— Start Material —
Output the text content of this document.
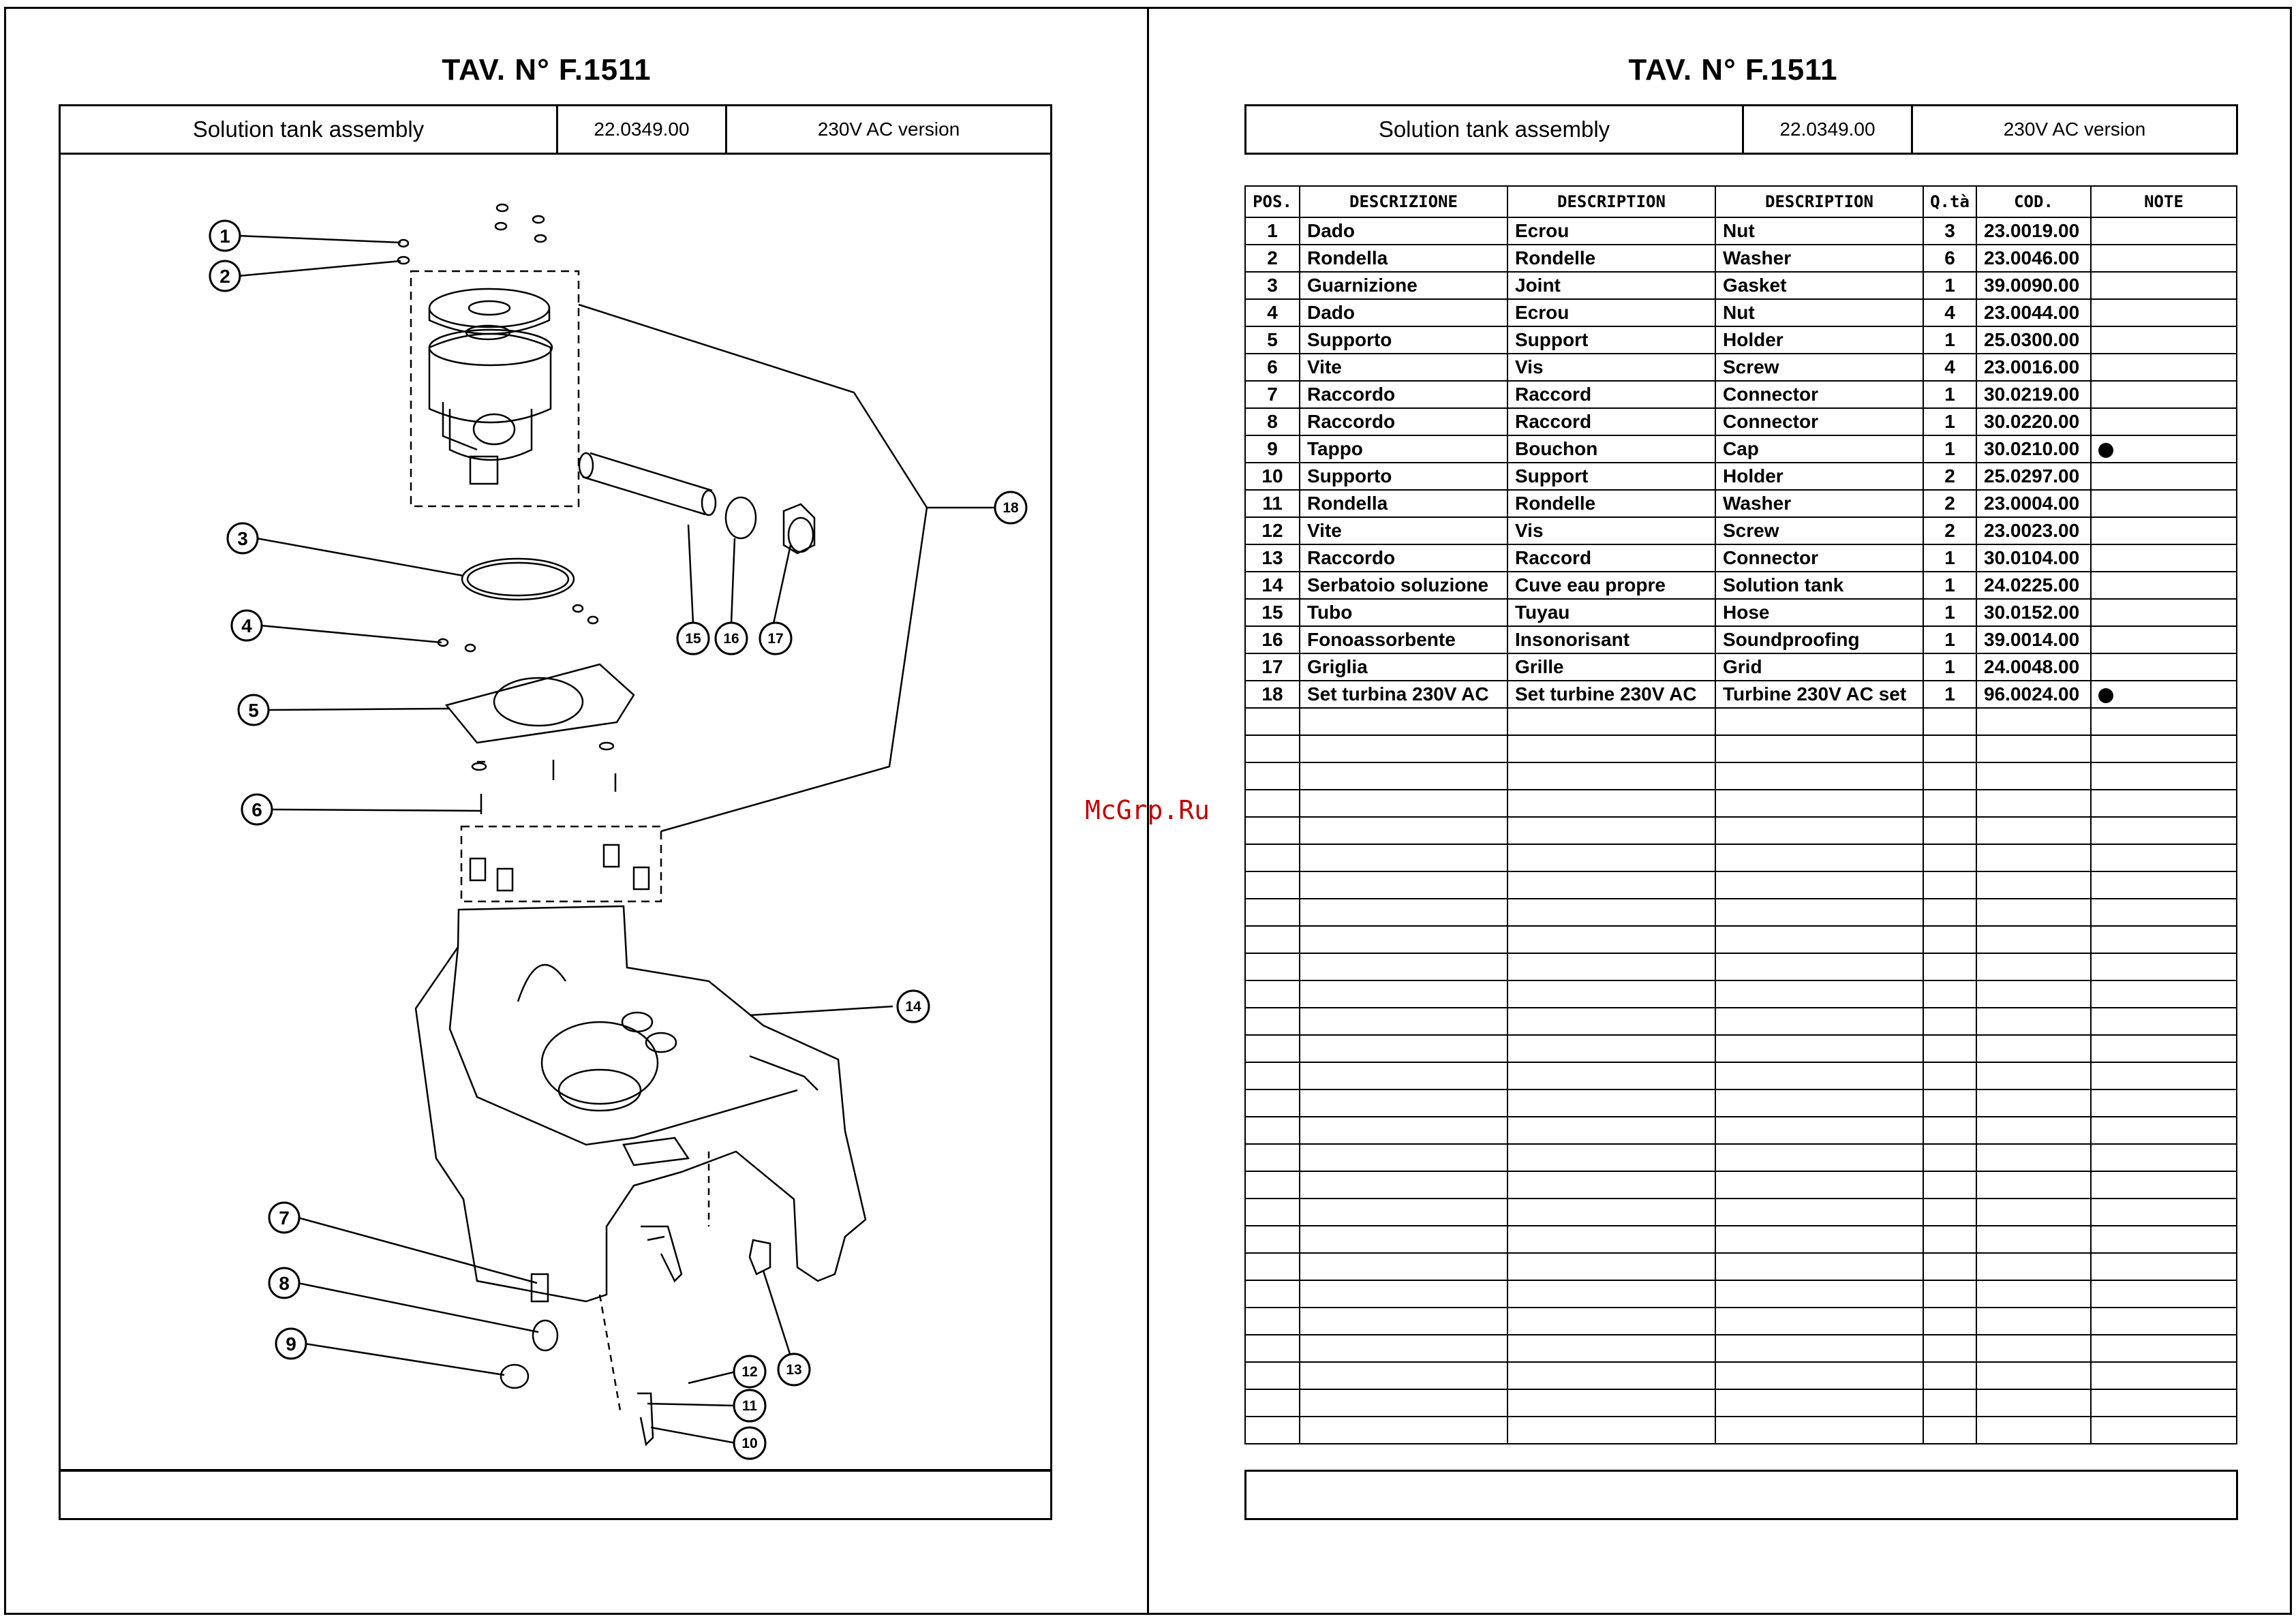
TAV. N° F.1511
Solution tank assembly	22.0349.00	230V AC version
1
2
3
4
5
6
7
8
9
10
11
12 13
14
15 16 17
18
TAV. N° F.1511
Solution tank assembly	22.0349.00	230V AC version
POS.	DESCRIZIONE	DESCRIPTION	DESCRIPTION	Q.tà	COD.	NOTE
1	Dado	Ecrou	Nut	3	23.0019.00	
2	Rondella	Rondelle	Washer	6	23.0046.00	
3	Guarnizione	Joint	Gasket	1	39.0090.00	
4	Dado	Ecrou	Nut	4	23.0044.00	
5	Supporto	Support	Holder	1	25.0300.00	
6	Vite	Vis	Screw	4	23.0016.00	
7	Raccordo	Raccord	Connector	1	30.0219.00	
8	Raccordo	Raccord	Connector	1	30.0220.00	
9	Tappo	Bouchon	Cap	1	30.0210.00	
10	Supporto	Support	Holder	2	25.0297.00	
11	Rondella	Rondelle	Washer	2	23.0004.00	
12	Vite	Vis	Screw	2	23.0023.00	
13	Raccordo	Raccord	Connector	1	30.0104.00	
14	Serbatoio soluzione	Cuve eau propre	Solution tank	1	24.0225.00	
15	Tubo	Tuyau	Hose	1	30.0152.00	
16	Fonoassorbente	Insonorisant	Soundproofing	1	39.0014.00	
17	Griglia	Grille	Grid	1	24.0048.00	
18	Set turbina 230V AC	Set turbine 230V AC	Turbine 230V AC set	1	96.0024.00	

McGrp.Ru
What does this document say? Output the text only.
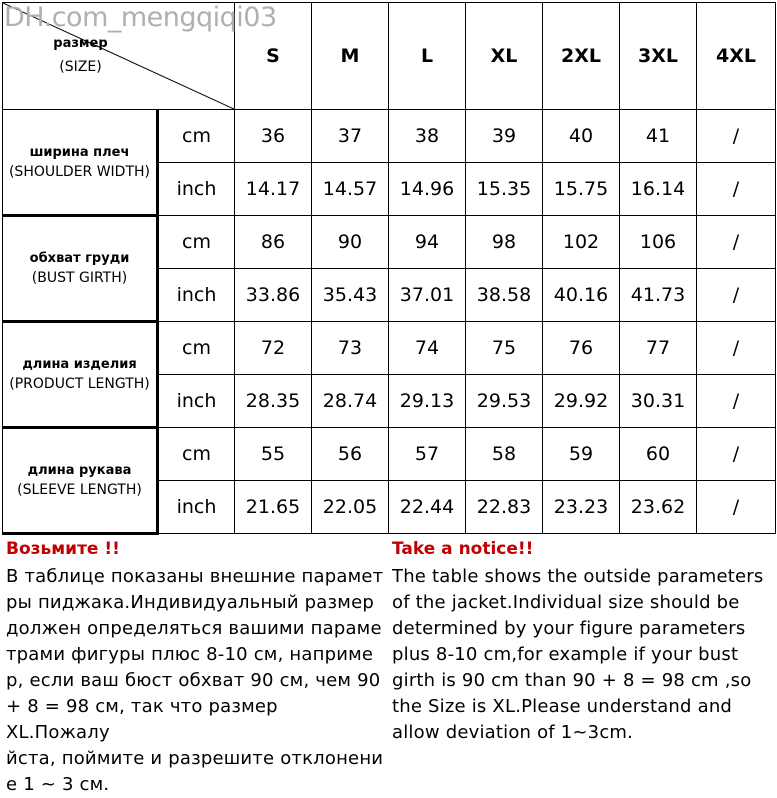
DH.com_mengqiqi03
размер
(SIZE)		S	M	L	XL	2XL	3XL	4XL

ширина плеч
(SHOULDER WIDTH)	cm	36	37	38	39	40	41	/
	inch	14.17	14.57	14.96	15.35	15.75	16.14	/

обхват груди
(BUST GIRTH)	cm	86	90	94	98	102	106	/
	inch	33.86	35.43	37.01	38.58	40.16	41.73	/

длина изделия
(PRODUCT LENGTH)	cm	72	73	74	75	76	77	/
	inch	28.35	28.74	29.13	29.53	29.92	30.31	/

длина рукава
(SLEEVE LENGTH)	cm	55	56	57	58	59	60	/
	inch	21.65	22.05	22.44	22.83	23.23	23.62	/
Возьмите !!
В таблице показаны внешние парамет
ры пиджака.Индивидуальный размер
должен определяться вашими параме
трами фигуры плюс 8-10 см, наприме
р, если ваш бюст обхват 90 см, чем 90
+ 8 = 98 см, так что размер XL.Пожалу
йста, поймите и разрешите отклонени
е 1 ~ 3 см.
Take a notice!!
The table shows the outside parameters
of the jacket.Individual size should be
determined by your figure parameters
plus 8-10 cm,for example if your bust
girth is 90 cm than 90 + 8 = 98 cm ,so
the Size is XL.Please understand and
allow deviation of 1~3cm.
— End Material —
### What is needed
The entries above should be reproduced exactly, without their pictures.

### The solution
Output the text content of this document.
TAV. N° F.1511
Solution tank assembly	22.0349.00	230V AC version
1
2
3
4
5
6
7
8
9
10
11
12 13
14
15 16 17
18
TAV. N° F.1511
Solution tank assembly	22.0349.00	230V AC version
POS.	DESCRIZIONE	DESCRIPTION	DESCRIPTION	Q.tà	COD.	NOTE
1	Dado	Ecrou	Nut	3	23.0019.00	
2	Rondella	Rondelle	Washer	6	23.0046.00	
3	Guarnizione	Joint	Gasket	1	39.0090.00	
4	Dado	Ecrou	Nut	4	23.0044.00	
5	Supporto	Support	Holder	1	25.0300.00	
6	Vite	Vis	Screw	4	23.0016.00	
7	Raccordo	Raccord	Connector	1	30.0219.00	
8	Raccordo	Raccord	Connector	1	30.0220.00	
9	Tappo	Bouchon	Cap	1	30.0210.00	
10	Supporto	Support	Holder	2	25.0297.00	
11	Rondella	Rondelle	Washer	2	23.0004.00	
12	Vite	Vis	Screw	2	23.0023.00	
13	Raccordo	Raccord	Connector	1	30.0104.00	
14	Serbatoio soluzione	Cuve eau propre	Solution tank	1	24.0225.00	
15	Tubo	Tuyau	Hose	1	30.0152.00	
16	Fonoassorbente	Insonorisant	Soundproofing	1	39.0014.00	
17	Griglia	Grille	Grid	1	24.0048.00	
18	Set turbina 230V AC	Set turbine 230V AC	Turbine 230V AC set	1	96.0024.00	

McGrp.Ru
What does this document say? Output the text only.
DH.com_mengqiqi03
размер
(SIZE)		S	M	L	XL	2XL	3XL	4XL

ширина плеч
(SHOULDER WIDTH)	cm	36	37	38	39	40	41	/
	inch	14.17	14.57	14.96	15.35	15.75	16.14	/

обхват груди
(BUST GIRTH)	cm	86	90	94	98	102	106	/
	inch	33.86	35.43	37.01	38.58	40.16	41.73	/

длина изделия
(PRODUCT LENGTH)	cm	72	73	74	75	76	77	/
	inch	28.35	28.74	29.13	29.53	29.92	30.31	/

длина рукава
(SLEEVE LENGTH)	cm	55	56	57	58	59	60	/
	inch	21.65	22.05	22.44	22.83	23.23	23.62	/
Возьмите !!
В таблице показаны внешние парамет
ры пиджака.Индивидуальный размер
должен определяться вашими параме
трами фигуры плюс 8-10 см, наприме
р, если ваш бюст обхват 90 см, чем 90
+ 8 = 98 см, так что размер XL.Пожалу
йста, поймите и разрешите отклонени
е 1 ~ 3 см.
Take a notice!!
The table shows the outside parameters
of the jacket.Individual size should be
determined by your figure parameters
plus 8-10 cm,for example if your bust
girth is 90 cm than 90 + 8 = 98 cm ,so
the Size is XL.Please understand and
allow deviation of 1~3cm.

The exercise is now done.